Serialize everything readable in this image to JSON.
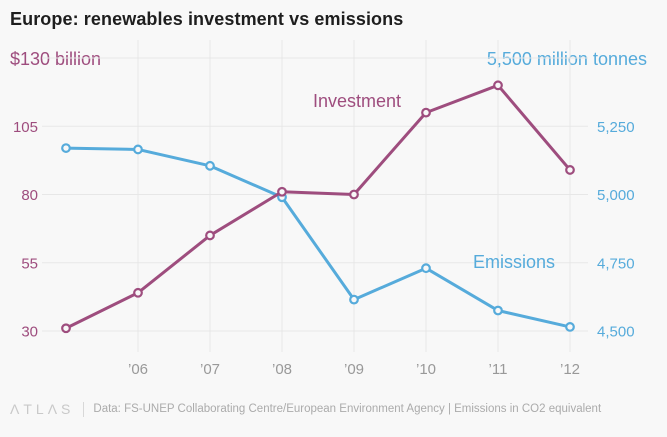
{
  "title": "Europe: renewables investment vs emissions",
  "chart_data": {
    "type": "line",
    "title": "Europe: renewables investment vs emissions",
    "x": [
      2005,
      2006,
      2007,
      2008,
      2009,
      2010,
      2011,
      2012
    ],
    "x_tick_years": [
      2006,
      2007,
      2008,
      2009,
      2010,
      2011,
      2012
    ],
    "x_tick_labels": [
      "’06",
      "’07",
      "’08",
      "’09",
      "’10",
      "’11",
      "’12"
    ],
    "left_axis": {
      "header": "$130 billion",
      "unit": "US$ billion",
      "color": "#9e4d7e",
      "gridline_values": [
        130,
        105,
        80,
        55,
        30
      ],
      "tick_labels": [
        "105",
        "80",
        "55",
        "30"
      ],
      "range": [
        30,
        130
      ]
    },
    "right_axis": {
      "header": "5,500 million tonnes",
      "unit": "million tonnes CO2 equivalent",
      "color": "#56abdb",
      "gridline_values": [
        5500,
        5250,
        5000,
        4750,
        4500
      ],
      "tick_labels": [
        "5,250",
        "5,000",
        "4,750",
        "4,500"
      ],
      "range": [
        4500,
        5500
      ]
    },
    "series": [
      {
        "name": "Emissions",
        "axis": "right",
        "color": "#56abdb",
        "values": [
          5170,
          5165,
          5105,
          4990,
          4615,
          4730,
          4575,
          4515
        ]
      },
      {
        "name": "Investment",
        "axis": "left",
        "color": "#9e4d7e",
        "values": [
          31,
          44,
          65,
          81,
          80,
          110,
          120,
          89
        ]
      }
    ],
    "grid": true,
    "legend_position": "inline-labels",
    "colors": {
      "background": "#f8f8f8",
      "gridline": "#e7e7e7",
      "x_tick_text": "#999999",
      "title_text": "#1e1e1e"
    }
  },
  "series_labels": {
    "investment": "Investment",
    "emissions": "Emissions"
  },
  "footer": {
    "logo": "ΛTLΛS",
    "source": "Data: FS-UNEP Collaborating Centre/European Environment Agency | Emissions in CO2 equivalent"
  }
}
.....
- Short exercise: All of the material above needs to be restated exactly, with no pictures.

- Answer:
Serialize everything readable in this image to JSON.
{
  "title": "Europe: renewables investment vs emissions",
  "chart_data": {
    "type": "line",
    "title": "Europe: renewables investment vs emissions",
    "x": [
      2005,
      2006,
      2007,
      2008,
      2009,
      2010,
      2011,
      2012
    ],
    "x_tick_years": [
      2006,
      2007,
      2008,
      2009,
      2010,
      2011,
      2012
    ],
    "x_tick_labels": [
      "’06",
      "’07",
      "’08",
      "’09",
      "’10",
      "’11",
      "’12"
    ],
    "left_axis": {
      "header": "$130 billion",
      "unit": "US$ billion",
      "color": "#9e4d7e",
      "gridline_values": [
        130,
        105,
        80,
        55,
        30
      ],
      "tick_labels": [
        "105",
        "80",
        "55",
        "30"
      ],
      "range": [
        30,
        130
      ]
    },
    "right_axis": {
      "header": "5,500 million tonnes",
      "unit": "million tonnes CO2 equivalent",
      "color": "#56abdb",
      "gridline_values": [
        5500,
        5250,
        5000,
        4750,
        4500
      ],
      "tick_labels": [
        "5,250",
        "5,000",
        "4,750",
        "4,500"
      ],
      "range": [
        4500,
        5500
      ]
    },
    "series": [
      {
        "name": "Emissions",
        "axis": "right",
        "color": "#56abdb",
        "values": [
          5170,
          5165,
          5105,
          4990,
          4615,
          4730,
          4575,
          4515
        ]
      },
      {
        "name": "Investment",
        "axis": "left",
        "color": "#9e4d7e",
        "values": [
          31,
          44,
          65,
          81,
          80,
          110,
          120,
          89
        ]
      }
    ],
    "grid": true,
    "legend_position": "inline-labels",
    "colors": {
      "background": "#f8f8f8",
      "gridline": "#e7e7e7",
      "x_tick_text": "#999999",
      "title_text": "#1e1e1e"
    }
  },
  "series_labels": {
    "investment": "Investment",
    "emissions": "Emissions"
  },
  "footer": {
    "logo": "ΛTLΛS",
    "source": "Data: FS-UNEP Collaborating Centre/European Environment Agency | Emissions in CO2 equivalent"
  }
}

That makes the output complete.